## start Extracted entries
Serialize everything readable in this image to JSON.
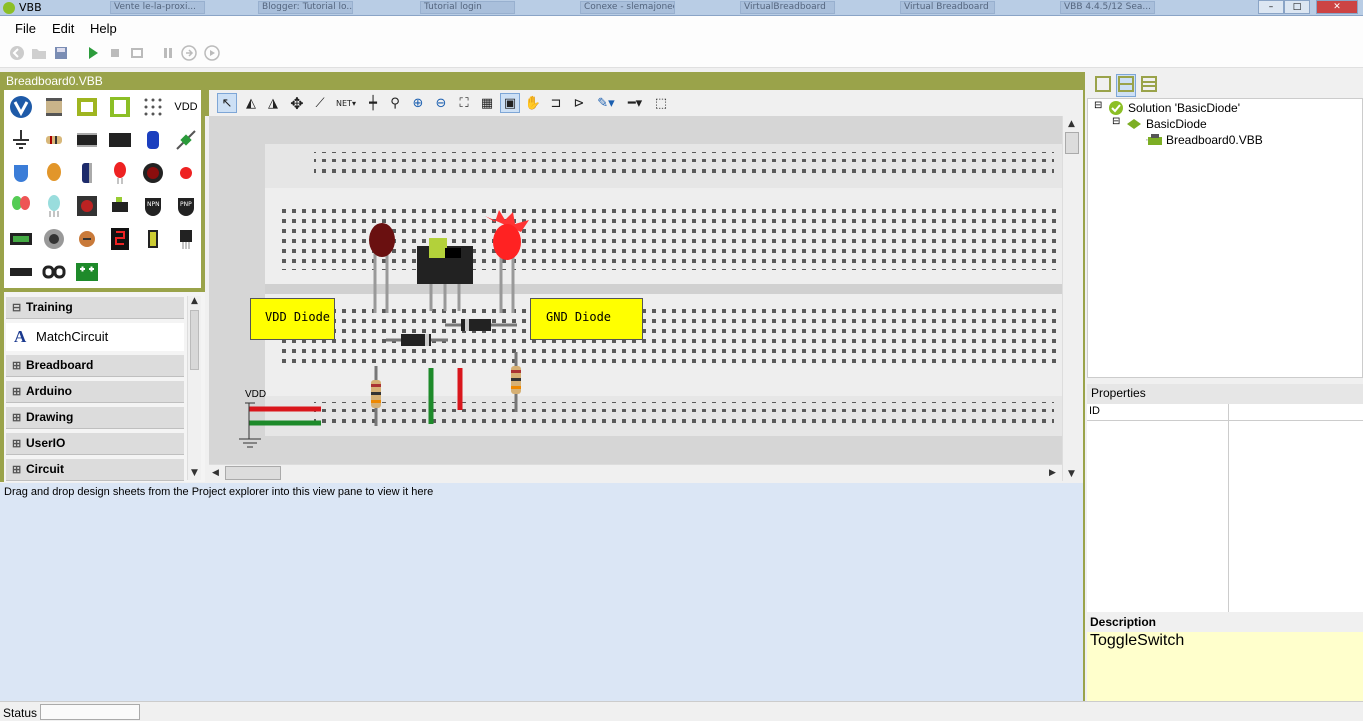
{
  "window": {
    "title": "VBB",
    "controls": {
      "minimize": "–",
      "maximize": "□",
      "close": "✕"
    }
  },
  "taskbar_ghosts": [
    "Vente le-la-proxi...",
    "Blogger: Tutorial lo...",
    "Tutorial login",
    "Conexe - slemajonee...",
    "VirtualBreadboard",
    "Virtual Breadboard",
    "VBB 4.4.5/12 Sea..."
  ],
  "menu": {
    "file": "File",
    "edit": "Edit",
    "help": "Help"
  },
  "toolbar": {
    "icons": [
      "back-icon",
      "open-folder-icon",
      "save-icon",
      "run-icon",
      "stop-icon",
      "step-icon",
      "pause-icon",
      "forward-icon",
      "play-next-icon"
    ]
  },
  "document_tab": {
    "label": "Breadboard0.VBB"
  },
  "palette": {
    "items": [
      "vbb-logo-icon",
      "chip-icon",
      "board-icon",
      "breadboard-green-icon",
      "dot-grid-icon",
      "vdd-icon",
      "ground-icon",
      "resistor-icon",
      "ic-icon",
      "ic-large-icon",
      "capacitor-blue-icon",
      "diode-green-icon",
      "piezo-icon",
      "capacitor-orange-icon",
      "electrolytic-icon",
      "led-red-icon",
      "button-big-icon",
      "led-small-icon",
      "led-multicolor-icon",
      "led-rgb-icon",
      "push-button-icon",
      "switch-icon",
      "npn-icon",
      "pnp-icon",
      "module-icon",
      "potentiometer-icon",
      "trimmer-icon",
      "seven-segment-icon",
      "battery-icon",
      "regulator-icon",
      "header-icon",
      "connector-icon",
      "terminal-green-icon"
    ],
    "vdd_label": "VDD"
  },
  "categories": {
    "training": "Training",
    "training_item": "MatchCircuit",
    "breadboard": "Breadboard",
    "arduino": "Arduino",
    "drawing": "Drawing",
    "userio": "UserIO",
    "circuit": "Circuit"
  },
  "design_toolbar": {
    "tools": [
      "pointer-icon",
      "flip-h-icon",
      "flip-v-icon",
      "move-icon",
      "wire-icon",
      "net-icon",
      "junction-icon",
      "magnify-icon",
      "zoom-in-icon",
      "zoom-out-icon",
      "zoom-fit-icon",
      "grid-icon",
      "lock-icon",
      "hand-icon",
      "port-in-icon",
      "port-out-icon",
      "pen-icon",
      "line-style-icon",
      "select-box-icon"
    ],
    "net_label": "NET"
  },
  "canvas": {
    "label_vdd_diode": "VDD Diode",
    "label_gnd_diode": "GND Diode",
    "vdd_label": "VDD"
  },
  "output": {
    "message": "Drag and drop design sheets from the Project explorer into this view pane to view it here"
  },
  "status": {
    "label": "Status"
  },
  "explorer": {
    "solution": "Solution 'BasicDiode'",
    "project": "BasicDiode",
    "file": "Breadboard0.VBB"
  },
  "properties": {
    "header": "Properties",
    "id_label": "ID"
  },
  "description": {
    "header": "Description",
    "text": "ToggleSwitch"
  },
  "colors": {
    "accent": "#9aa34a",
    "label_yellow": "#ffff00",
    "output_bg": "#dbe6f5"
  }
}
## end Extracted entries
## start Extracted entries
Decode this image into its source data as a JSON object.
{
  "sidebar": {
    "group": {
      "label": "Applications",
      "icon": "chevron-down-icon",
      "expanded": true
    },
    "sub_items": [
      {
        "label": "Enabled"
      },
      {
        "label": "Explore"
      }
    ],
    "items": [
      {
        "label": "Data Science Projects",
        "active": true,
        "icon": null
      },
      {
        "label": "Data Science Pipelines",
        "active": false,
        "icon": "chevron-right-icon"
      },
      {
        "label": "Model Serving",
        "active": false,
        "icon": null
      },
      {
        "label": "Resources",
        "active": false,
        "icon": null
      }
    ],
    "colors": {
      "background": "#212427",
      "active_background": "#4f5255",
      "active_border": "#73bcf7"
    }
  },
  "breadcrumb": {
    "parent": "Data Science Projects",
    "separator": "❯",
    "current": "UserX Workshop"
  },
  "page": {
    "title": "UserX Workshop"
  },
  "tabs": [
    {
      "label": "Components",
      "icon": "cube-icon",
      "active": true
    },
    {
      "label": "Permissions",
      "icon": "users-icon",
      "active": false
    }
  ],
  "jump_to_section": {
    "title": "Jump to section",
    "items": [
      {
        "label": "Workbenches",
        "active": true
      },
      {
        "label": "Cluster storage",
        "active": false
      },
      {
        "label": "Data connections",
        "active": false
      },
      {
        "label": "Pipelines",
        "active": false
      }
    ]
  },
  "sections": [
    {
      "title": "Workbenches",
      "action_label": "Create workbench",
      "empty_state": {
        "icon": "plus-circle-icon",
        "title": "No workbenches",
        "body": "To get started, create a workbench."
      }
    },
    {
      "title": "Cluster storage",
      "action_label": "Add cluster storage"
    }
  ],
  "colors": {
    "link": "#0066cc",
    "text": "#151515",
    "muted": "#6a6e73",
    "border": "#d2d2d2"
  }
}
## end Extracted entries
## start Extracted entries
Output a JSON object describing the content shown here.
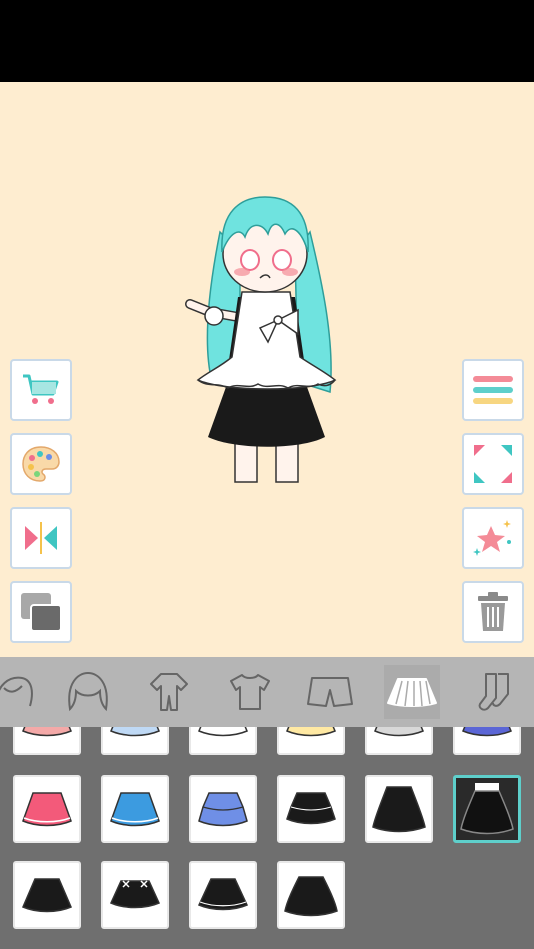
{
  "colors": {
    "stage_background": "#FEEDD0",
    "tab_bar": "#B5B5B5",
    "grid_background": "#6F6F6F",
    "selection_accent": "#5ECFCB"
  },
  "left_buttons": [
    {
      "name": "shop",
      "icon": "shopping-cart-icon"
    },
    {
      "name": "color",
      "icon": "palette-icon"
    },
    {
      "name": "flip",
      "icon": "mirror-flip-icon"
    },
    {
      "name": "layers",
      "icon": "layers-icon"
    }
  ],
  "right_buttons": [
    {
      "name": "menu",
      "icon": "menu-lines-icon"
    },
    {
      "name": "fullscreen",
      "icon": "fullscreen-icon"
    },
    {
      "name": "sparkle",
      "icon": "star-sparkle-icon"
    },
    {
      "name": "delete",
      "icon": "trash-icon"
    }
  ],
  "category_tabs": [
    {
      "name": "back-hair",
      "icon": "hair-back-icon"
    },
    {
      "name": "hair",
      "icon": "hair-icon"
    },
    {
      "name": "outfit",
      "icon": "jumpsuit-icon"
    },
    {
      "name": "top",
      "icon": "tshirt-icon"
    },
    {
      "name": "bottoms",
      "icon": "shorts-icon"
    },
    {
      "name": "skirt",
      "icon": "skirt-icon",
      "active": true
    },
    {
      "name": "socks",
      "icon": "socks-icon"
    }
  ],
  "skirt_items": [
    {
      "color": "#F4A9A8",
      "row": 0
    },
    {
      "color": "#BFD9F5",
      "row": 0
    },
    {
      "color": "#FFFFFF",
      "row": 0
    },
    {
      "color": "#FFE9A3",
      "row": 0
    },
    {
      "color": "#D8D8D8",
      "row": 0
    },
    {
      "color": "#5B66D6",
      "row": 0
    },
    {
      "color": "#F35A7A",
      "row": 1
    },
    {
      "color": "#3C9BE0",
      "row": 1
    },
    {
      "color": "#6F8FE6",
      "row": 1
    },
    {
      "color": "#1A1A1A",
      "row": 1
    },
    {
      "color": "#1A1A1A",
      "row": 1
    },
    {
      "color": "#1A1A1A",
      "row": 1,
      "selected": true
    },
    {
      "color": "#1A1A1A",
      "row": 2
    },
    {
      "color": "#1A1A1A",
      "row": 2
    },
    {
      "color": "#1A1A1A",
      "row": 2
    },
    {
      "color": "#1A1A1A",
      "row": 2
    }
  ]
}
## end Extracted entries
__Work to be completed__. In the entries above, find lines with "object" and copy each.

__Result for this exercise__.
Decode this image into its source data as a JSON object.
Output a JSON object describing the content shown here.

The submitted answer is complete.